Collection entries
* * * *

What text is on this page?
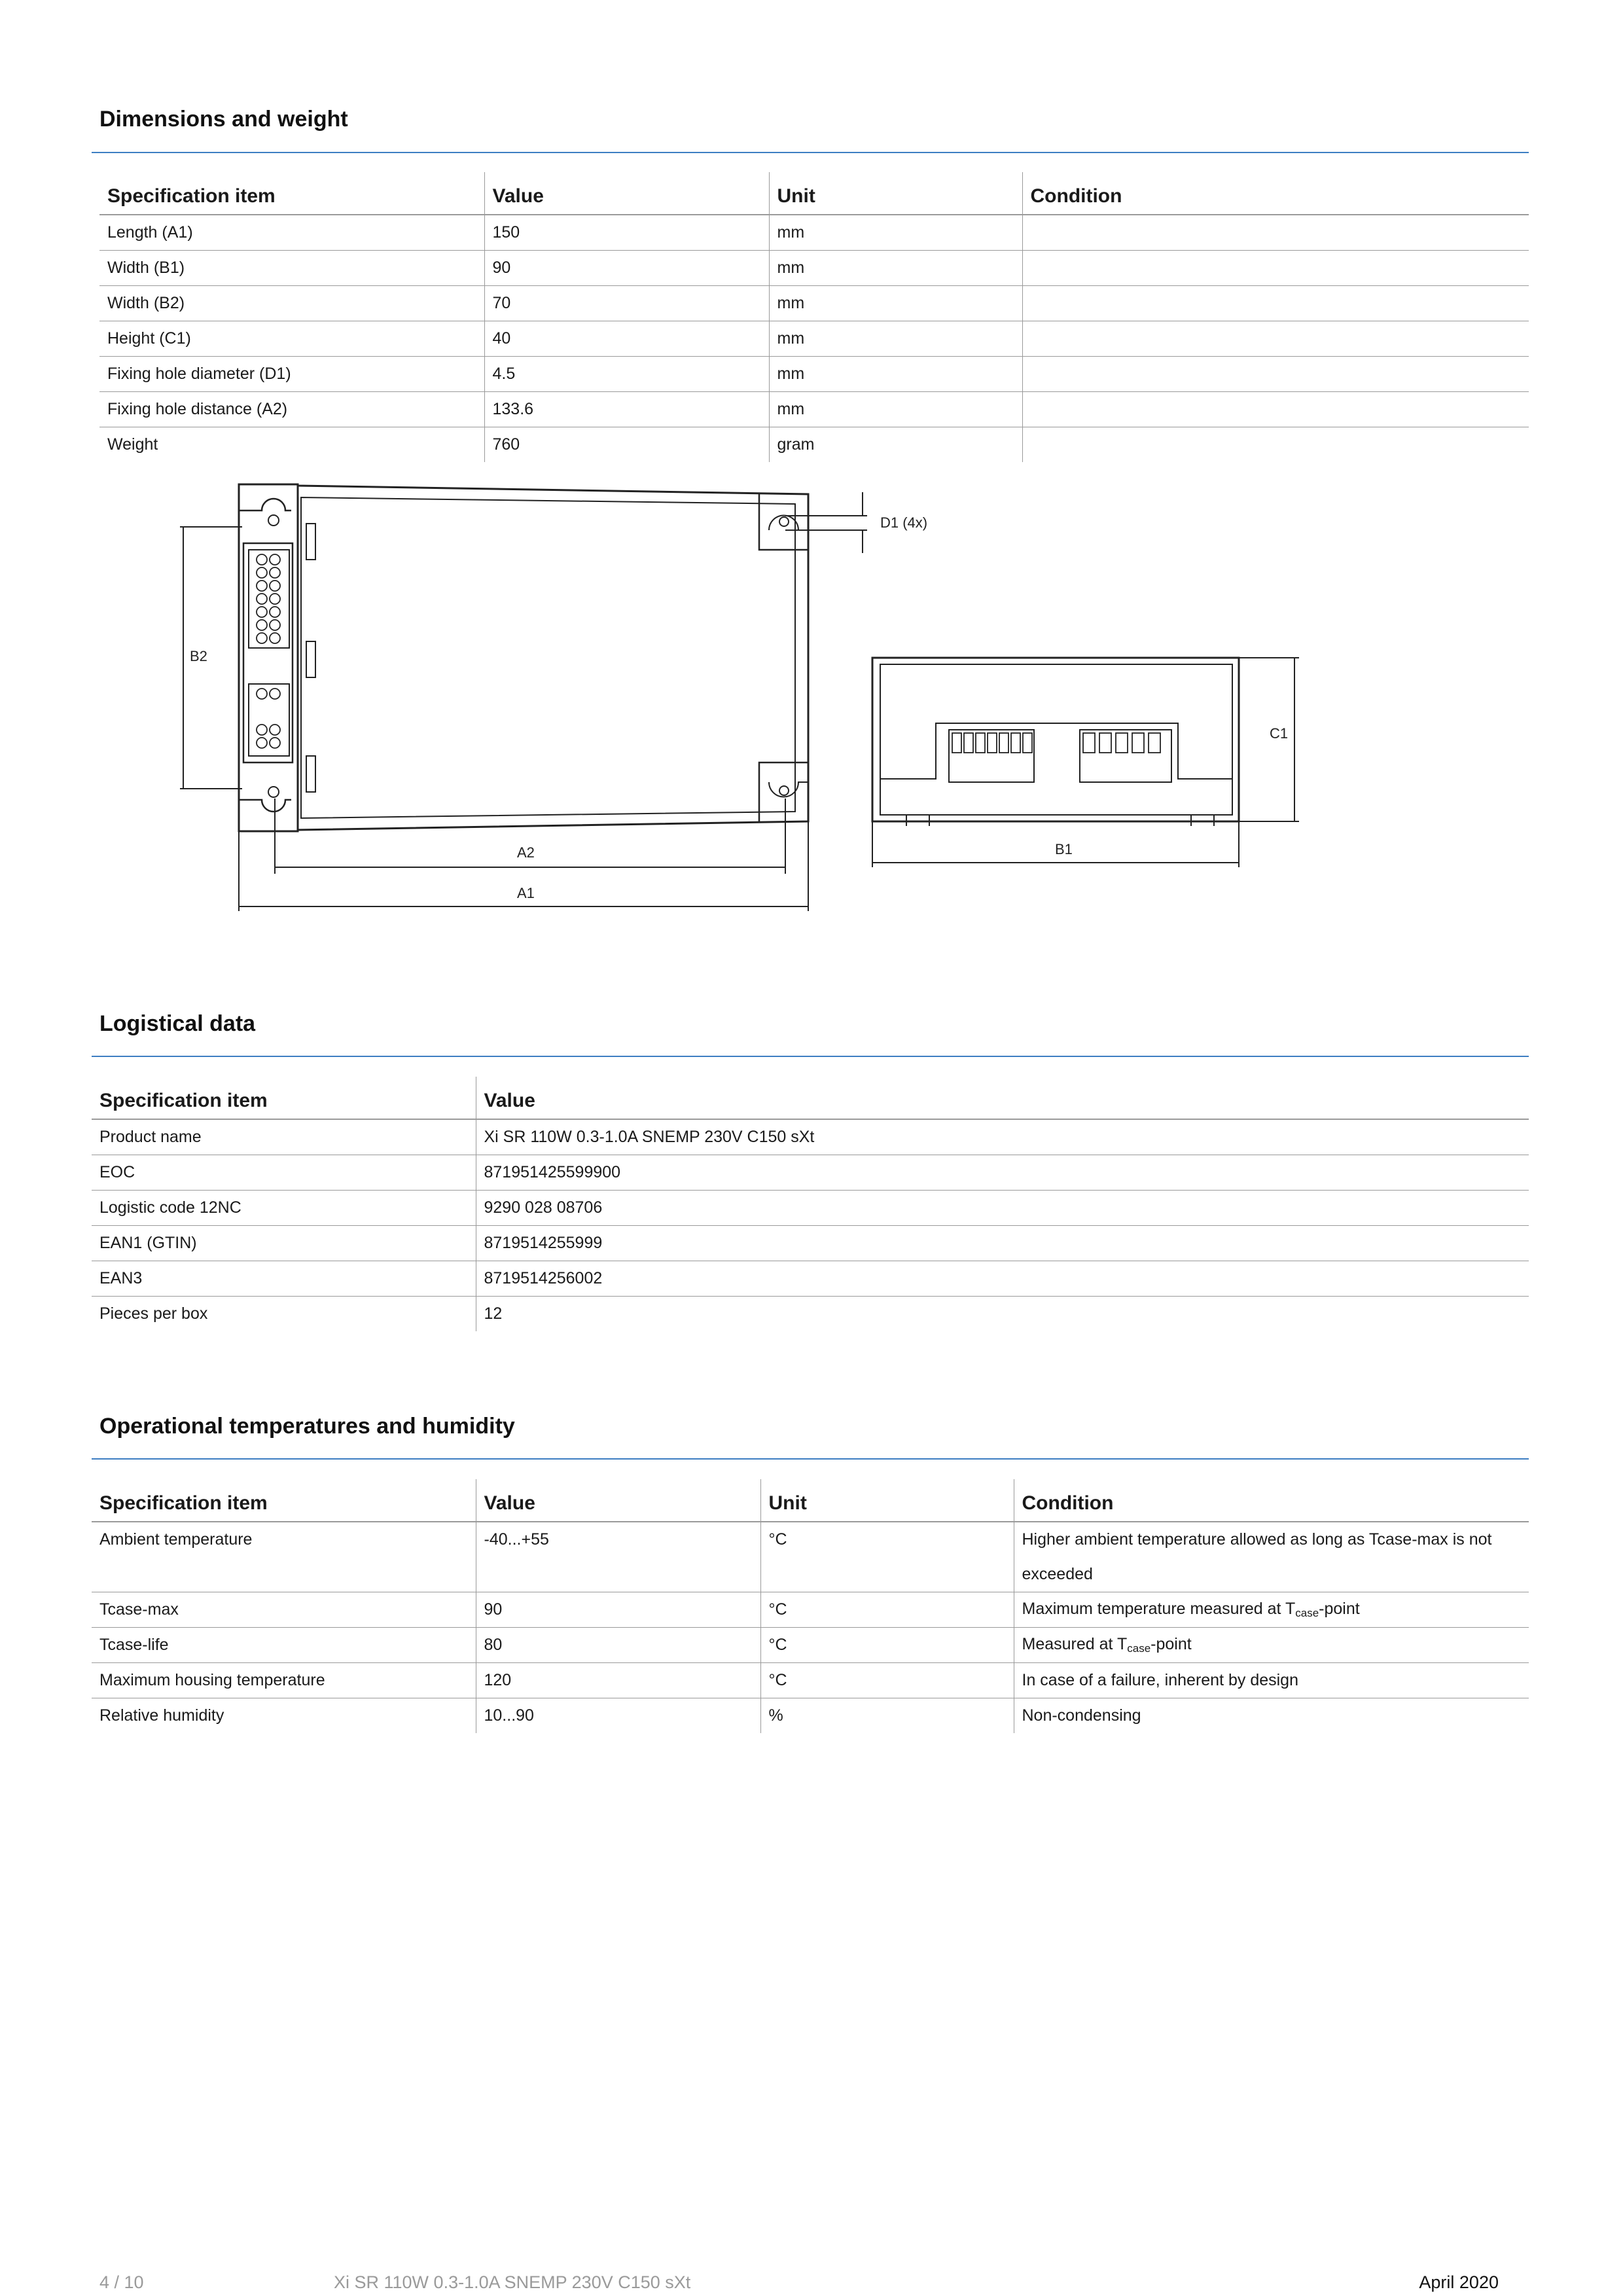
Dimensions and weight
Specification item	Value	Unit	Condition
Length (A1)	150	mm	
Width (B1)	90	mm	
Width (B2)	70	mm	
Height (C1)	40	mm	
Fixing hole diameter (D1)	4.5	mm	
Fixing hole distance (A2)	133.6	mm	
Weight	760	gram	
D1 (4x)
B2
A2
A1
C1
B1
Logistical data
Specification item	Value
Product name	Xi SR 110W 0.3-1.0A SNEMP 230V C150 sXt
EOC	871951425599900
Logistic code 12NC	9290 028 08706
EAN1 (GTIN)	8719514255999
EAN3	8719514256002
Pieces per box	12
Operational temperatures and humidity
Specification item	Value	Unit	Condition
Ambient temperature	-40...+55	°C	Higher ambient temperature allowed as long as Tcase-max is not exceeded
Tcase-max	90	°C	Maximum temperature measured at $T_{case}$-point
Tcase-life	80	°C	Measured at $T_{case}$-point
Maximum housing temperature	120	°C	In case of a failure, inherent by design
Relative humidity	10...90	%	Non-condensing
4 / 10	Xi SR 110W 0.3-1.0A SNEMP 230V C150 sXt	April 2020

* * * *

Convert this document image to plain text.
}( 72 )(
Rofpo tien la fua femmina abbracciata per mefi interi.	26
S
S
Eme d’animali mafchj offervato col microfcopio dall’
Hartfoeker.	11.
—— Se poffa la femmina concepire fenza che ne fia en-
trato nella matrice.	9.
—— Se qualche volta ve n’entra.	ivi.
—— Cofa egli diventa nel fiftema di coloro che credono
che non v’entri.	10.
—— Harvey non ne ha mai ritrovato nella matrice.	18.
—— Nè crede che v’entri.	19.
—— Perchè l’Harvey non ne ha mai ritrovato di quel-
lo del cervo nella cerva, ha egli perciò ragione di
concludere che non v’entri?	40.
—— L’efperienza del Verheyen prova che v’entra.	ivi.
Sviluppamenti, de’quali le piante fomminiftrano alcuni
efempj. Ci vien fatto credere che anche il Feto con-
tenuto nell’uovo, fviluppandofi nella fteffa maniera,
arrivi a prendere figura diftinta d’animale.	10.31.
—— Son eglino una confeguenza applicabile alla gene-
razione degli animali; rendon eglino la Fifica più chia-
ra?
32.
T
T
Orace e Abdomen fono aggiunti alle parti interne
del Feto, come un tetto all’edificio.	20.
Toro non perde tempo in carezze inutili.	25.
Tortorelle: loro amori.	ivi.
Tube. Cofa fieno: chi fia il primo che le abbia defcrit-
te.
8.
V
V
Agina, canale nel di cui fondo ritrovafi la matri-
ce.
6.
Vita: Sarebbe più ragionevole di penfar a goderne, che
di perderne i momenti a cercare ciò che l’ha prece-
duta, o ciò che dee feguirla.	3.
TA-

* * * *

_GOAL_
Identify the lines above that contain the word "eglino", then copy them.

_OUTPUT FOR THIS EXERCISE_
—— Son eglino una confeguenza applicabile alla gene-
razione degli animali; rendon eglino la Fifica più chia-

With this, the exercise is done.